::: Data extract :::

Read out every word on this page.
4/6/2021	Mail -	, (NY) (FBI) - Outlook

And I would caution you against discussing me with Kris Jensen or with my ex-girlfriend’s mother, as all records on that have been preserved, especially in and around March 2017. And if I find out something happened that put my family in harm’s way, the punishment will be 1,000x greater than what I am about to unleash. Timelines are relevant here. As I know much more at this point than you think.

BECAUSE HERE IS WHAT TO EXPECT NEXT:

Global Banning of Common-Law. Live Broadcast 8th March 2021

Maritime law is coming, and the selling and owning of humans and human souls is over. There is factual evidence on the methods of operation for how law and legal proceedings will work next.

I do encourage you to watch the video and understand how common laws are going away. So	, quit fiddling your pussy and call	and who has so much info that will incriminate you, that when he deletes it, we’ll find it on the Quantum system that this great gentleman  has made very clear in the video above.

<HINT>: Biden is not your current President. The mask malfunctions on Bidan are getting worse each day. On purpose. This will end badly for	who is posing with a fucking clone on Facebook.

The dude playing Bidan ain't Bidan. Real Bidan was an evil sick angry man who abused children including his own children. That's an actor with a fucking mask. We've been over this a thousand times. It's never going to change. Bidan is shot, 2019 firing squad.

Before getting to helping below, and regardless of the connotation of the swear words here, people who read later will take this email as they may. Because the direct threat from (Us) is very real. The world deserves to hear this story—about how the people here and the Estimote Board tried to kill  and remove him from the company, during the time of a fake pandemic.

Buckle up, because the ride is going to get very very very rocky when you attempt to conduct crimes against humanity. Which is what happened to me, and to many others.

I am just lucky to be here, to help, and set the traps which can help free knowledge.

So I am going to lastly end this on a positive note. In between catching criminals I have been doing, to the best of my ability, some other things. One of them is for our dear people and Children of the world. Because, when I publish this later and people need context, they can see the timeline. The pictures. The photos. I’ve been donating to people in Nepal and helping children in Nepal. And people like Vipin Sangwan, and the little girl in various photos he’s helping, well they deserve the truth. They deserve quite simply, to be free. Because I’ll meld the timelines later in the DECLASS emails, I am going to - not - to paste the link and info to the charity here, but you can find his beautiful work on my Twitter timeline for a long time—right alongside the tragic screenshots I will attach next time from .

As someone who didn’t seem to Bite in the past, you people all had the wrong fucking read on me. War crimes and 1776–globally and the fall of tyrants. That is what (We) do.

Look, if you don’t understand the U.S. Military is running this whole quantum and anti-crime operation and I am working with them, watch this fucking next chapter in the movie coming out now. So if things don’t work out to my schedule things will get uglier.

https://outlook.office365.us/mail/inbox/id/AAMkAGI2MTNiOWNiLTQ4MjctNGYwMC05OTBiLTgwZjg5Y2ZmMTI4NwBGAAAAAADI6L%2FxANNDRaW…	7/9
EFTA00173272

:::

- **Description of the task**
Sift the material for lines with the string "watch". Copy each one found.

- **Expected answer**
I do encourage you to watch the video and understand how common laws are going away. So	, quit fiddling your pussy and call	and who has so much info that will incriminate you, that when he deletes it, we’ll find it on the Quantum system that this great gentleman  has made very clear in the video above.
Look, if you don’t understand the U.S. Military is running this whole quantum and anti-crime operation and I am working with them, watch this fucking next chapter in the movie coming out now. So if things don’t work out to my schedule things will get uglier.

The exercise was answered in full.